Written instruction:
No images are to be carried over; print all other material exactly as it stands.

Entries:
^^^^

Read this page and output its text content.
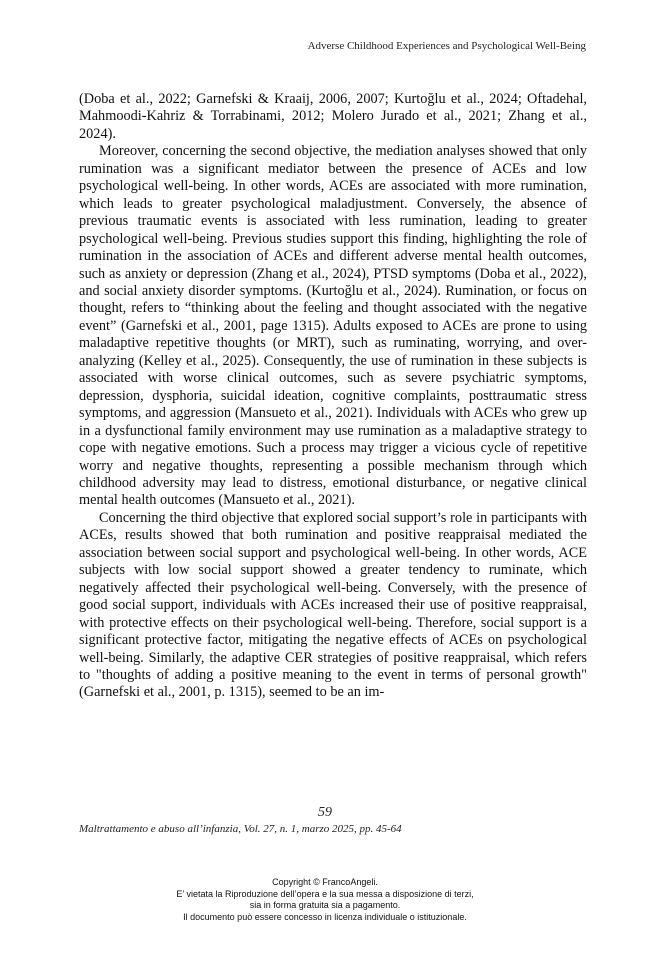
Adverse Childhood Experiences and Psychological Well-Being

(Doba et al., 2022; Garnefski & Kraaij, 2006, 2007; Kurtoğlu et al., 2024; Oftadehal, Mahmoodi-Kahriz & Torrabinami, 2012; Molero Jurado et al., 2021; Zhang et al., 2024).

Moreover, concerning the second objective, the mediation analyses showed that only rumination was a significant mediator between the presence of ACEs and low psychological well-being. In other words, ACEs are associated with more rumination, which leads to greater psychological maladjustment. Conversely, the absence of previous traumatic events is associated with less rumination, leading to greater psychological well-being. Previous studies support this finding, highlighting the role of rumination in the association of ACEs and different adverse mental health outcomes, such as anxiety or depression (Zhang et al., 2024), PTSD symptoms (Doba et al., 2022), and social anxiety disorder symptoms. (Kurtoğlu et al., 2024). Rumination, or focus on thought, refers to “thinking about the feeling and thought associated with the negative event” (Garnefski et al., 2001, page 1315). Adults exposed to ACEs are prone to using maladaptive repetitive thoughts (or MRT), such as ruminating, worrying, and over-analyzing (Kelley et al., 2025). Consequently, the use of rumination in these subjects is associated with worse clinical outcomes, such as severe psychiatric symptoms, depression, dysphoria, suicidal ideation, cognitive complaints, posttraumatic stress symptoms, and aggression (Mansueto et al., 2021). Individuals with ACEs who grew up in a dysfunctional family environment may use rumination as a maladaptive strategy to cope with negative emotions. Such a process may trigger a vicious cycle of repetitive worry and negative thoughts, representing a possible mechanism through which childhood adversity may lead to distress, emotional disturbance, or negative clinical mental health outcomes (Mansueto et al., 2021).

Concerning the third objective that explored social support’s role in participants with ACEs, results showed that both rumination and positive reappraisal mediated the association between social support and psychological well-being. In other words, ACE subjects with low social support showed a greater tendency to ruminate, which negatively affected their psychological well-being. Conversely, with the presence of good social support, individuals with ACEs increased their use of positive reappraisal, with protective effects on their psychological well-being. Therefore, social support is a significant protective factor, mitigating the negative effects of ACEs on psychological well-being. Similarly, the adaptive CER strategies of positive reappraisal, which refers to "thoughts of adding a positive meaning to the event in terms of personal growth" (Garnefski et al., 2001, p. 1315), seemed to be an im-

59
Maltrattamento e abuso all’infanzia, Vol. 27, n. 1, marzo 2025, pp. 45-64
Copyright © FrancoAngeli.
E’ vietata la Riproduzione dell’opera e la sua messa a disposizione di terzi,
sia in forma gratuita sia a pagamento.
Il documento può essere concesso in licenza individuale o istituzionale.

^^^^

Response:
Read this page and output its text content.
Adverse Childhood Experiences and Psychological Well-Being

(Doba et al., 2022; Garnefski & Kraaij, 2006, 2007; Kurtoğlu et al., 2024; Oftadehal, Mahmoodi-Kahriz & Torrabinami, 2012; Molero Jurado et al., 2021; Zhang et al., 2024).

Moreover, concerning the second objective, the mediation analyses showed that only rumination was a significant mediator between the presence of ACEs and low psychological well-being. In other words, ACEs are associated with more rumination, which leads to greater psychological maladjustment. Conversely, the absence of previous traumatic events is associated with less rumination, leading to greater psychological well-being. Previous studies support this finding, highlighting the role of rumination in the association of ACEs and different adverse mental health outcomes, such as anxiety or depression (Zhang et al., 2024), PTSD symptoms (Doba et al., 2022), and social anxiety disorder symptoms. (Kurtoğlu et al., 2024). Rumination, or focus on thought, refers to “thinking about the feeling and thought associated with the negative event” (Garnefski et al., 2001, page 1315). Adults exposed to ACEs are prone to using maladaptive repetitive thoughts (or MRT), such as ruminating, worrying, and over-analyzing (Kelley et al., 2025). Consequently, the use of rumination in these subjects is associated with worse clinical outcomes, such as severe psychiatric symptoms, depression, dysphoria, suicidal ideation, cognitive complaints, posttraumatic stress symptoms, and aggression (Mansueto et al., 2021). Individuals with ACEs who grew up in a dysfunctional family environment may use rumination as a maladaptive strategy to cope with negative emotions. Such a process may trigger a vicious cycle of repetitive worry and negative thoughts, representing a possible mechanism through which childhood adversity may lead to distress, emotional disturbance, or negative clinical mental health outcomes (Mansueto et al., 2021).

Concerning the third objective that explored social support’s role in participants with ACEs, results showed that both rumination and positive reappraisal mediated the association between social support and psychological well-being. In other words, ACE subjects with low social support showed a greater tendency to ruminate, which negatively affected their psychological well-being. Conversely, with the presence of good social support, individuals with ACEs increased their use of positive reappraisal, with protective effects on their psychological well-being. Therefore, social support is a significant protective factor, mitigating the negative effects of ACEs on psychological well-being. Similarly, the adaptive CER strategies of positive reappraisal, which refers to "thoughts of adding a positive meaning to the event in terms of personal growth" (Garnefski et al., 2001, p. 1315), seemed to be an im-

59
Maltrattamento e abuso all’infanzia, Vol. 27, n. 1, marzo 2025, pp. 45-64
Copyright © FrancoAngeli.
E’ vietata la Riproduzione dell’opera e la sua messa a disposizione di terzi,
sia in forma gratuita sia a pagamento.
Il documento può essere concesso in licenza individuale o istituzionale.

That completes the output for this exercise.